Exercise task: Write out the lines from the line containing "Transcribe the text in this document." through the final line of the listing below, exactly, omitting every other line.

_ _ _ _ _ _ _

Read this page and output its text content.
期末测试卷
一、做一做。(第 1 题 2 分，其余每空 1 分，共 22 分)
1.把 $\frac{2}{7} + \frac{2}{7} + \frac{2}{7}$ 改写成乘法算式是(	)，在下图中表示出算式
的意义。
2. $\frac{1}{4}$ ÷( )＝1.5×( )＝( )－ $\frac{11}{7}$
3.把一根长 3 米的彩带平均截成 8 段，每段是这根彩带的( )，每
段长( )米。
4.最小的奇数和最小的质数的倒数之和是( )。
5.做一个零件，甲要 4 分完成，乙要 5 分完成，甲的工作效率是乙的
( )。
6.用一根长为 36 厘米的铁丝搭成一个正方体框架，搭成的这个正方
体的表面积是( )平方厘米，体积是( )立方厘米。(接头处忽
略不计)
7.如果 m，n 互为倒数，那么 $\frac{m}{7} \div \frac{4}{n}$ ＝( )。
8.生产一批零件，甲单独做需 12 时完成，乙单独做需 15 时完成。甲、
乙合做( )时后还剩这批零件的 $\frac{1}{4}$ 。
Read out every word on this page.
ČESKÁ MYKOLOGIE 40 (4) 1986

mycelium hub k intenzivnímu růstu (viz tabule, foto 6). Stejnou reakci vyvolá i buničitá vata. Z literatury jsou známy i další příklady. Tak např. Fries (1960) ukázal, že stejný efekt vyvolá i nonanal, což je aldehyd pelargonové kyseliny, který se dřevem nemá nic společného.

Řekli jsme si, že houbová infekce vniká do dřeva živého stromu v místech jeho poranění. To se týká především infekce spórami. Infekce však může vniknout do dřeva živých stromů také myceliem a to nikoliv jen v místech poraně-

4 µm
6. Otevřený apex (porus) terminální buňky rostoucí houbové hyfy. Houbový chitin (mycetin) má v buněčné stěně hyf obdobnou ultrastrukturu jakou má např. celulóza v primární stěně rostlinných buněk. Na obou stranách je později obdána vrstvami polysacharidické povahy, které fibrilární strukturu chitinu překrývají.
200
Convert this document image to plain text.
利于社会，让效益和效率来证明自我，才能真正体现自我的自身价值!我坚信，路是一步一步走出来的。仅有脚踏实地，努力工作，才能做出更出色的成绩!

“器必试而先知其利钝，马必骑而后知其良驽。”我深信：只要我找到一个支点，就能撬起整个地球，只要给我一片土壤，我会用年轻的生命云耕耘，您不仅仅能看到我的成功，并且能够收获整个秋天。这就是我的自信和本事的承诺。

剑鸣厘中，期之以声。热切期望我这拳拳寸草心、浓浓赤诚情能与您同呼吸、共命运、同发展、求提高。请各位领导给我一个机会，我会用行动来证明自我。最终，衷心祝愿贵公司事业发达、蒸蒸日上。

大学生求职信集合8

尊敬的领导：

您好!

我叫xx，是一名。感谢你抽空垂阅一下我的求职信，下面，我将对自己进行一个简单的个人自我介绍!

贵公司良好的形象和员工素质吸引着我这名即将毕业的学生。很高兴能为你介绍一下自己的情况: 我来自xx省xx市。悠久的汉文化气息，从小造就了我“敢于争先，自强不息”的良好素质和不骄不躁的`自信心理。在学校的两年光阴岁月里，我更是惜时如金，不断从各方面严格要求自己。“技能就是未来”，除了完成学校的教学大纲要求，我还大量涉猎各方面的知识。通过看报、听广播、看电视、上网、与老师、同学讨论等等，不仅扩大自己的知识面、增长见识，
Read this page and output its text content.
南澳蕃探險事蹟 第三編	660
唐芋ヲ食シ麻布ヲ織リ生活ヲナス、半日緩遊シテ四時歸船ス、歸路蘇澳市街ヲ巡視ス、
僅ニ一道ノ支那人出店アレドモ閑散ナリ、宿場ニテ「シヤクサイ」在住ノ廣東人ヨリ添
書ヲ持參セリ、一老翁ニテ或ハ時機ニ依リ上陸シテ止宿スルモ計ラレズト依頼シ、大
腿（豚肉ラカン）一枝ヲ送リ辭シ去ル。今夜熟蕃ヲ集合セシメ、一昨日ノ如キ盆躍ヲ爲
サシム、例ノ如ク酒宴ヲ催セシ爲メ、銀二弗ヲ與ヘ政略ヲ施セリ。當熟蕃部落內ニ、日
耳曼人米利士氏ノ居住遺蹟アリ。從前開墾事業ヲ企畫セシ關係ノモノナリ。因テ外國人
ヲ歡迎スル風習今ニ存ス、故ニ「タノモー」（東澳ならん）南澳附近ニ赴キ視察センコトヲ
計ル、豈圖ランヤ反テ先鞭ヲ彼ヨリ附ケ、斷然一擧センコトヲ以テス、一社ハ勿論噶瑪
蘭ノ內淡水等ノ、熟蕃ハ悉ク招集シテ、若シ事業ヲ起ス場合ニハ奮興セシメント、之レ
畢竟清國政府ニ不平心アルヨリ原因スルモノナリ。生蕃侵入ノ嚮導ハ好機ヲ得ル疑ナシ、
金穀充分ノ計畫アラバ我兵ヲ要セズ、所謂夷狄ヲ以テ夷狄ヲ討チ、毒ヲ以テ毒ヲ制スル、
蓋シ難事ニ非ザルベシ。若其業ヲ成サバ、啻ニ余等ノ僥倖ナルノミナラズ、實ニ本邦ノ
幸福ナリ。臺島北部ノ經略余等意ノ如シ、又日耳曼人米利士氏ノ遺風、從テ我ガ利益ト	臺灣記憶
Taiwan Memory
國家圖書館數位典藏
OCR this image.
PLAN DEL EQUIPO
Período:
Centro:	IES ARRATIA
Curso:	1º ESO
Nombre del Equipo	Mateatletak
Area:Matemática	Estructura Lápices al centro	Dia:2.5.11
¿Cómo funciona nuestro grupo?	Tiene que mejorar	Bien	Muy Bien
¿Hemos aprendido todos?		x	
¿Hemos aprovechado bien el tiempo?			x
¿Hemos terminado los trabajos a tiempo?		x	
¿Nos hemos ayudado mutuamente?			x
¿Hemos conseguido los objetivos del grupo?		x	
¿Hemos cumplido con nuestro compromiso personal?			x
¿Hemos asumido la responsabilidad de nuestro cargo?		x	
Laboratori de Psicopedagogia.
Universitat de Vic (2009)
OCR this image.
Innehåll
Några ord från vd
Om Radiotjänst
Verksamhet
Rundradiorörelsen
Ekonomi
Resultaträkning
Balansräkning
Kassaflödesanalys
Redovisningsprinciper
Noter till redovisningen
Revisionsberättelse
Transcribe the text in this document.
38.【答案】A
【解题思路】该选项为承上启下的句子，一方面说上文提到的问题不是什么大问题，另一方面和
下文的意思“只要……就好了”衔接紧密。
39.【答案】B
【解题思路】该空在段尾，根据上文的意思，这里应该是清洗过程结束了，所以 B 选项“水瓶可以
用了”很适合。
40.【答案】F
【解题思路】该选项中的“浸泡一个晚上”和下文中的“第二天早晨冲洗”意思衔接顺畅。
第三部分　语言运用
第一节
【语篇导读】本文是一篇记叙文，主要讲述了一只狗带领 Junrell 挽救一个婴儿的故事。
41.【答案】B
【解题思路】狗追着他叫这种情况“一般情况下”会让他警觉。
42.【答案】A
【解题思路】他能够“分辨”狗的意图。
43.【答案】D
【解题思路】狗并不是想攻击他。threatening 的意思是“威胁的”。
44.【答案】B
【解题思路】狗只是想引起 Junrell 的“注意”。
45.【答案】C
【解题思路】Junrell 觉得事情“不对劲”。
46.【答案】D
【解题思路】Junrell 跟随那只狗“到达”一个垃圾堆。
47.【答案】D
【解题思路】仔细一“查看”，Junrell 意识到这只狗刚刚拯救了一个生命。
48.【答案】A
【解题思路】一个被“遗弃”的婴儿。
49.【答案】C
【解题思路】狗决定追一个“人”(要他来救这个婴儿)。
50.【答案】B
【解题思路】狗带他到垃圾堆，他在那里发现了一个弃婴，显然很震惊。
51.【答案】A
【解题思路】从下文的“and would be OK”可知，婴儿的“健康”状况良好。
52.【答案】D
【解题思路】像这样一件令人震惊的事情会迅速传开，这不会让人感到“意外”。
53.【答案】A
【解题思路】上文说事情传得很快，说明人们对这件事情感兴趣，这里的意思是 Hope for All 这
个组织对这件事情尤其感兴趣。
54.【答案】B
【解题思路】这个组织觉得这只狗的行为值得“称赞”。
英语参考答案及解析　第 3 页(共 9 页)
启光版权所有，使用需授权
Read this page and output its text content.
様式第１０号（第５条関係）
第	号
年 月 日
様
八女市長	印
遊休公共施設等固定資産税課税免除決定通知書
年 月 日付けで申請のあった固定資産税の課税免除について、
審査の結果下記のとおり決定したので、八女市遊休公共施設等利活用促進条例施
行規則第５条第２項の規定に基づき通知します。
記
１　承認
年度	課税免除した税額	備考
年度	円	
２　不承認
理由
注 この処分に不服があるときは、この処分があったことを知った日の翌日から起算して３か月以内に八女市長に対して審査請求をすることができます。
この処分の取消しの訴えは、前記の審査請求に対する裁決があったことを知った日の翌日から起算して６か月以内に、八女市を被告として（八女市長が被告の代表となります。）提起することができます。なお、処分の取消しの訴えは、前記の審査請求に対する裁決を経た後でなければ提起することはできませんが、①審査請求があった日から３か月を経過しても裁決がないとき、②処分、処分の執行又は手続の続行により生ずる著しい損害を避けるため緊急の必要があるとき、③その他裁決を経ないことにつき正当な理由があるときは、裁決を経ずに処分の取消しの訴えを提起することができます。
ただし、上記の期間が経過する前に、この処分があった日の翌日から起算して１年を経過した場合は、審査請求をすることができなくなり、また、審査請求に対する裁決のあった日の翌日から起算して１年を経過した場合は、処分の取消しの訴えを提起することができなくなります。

_ _ _ _ _ _ _

Task result:
Transcribe the text in this document.
38.【答案】A
【解题思路】该选项为承上启下的句子，一方面说上文提到的问题不是什么大问题，另一方面和
下文的意思“只要……就好了”衔接紧密。
39.【答案】B
【解题思路】该空在段尾，根据上文的意思，这里应该是清洗过程结束了，所以 B 选项“水瓶可以
用了”很适合。
40.【答案】F
【解题思路】该选项中的“浸泡一个晚上”和下文中的“第二天早晨冲洗”意思衔接顺畅。
第三部分　语言运用
第一节
【语篇导读】本文是一篇记叙文，主要讲述了一只狗带领 Junrell 挽救一个婴儿的故事。
41.【答案】B
【解题思路】狗追着他叫这种情况“一般情况下”会让他警觉。
42.【答案】A
【解题思路】他能够“分辨”狗的意图。
43.【答案】D
【解题思路】狗并不是想攻击他。threatening 的意思是“威胁的”。
44.【答案】B
【解题思路】狗只是想引起 Junrell 的“注意”。
45.【答案】C
【解题思路】Junrell 觉得事情“不对劲”。
46.【答案】D
【解题思路】Junrell 跟随那只狗“到达”一个垃圾堆。
47.【答案】D
【解题思路】仔细一“查看”，Junrell 意识到这只狗刚刚拯救了一个生命。
48.【答案】A
【解题思路】一个被“遗弃”的婴儿。
49.【答案】C
【解题思路】狗决定追一个“人”(要他来救这个婴儿)。
50.【答案】B
【解题思路】狗带他到垃圾堆，他在那里发现了一个弃婴，显然很震惊。
51.【答案】A
【解题思路】从下文的“and would be OK”可知，婴儿的“健康”状况良好。
52.【答案】D
【解题思路】像这样一件令人震惊的事情会迅速传开，这不会让人感到“意外”。
53.【答案】A
【解题思路】上文说事情传得很快，说明人们对这件事情感兴趣，这里的意思是 Hope for All 这
个组织对这件事情尤其感兴趣。
54.【答案】B
【解题思路】这个组织觉得这只狗的行为值得“称赞”。
英语参考答案及解析　第 3 页(共 9 页)
启光版权所有，使用需授权
Read this page and output its text content.
様式第１０号（第５条関係）
第	号
年 月 日
様
八女市長	印
遊休公共施設等固定資産税課税免除決定通知書
年 月 日付けで申請のあった固定資産税の課税免除について、
審査の結果下記のとおり決定したので、八女市遊休公共施設等利活用促進条例施
行規則第５条第２項の規定に基づき通知します。
記
１　承認
年度	課税免除した税額	備考
年度	円	
２　不承認
理由
注 この処分に不服があるときは、この処分があったことを知った日の翌日から起算して３か月以内に八女市長に対して審査請求をすることができます。
この処分の取消しの訴えは、前記の審査請求に対する裁決があったことを知った日の翌日から起算して６か月以内に、八女市を被告として（八女市長が被告の代表となります。）提起することができます。なお、処分の取消しの訴えは、前記の審査請求に対する裁決を経た後でなければ提起することはできませんが、①審査請求があった日から３か月を経過しても裁決がないとき、②処分、処分の執行又は手続の続行により生ずる著しい損害を避けるため緊急の必要があるとき、③その他裁決を経ないことにつき正当な理由があるときは、裁決を経ずに処分の取消しの訴えを提起することができます。
ただし、上記の期間が経過する前に、この処分があった日の翌日から起算して１年を経過した場合は、審査請求をすることができなくなり、また、審査請求に対する裁決のあった日の翌日から起算して１年を経過した場合は、処分の取消しの訴えを提起することができなくなります。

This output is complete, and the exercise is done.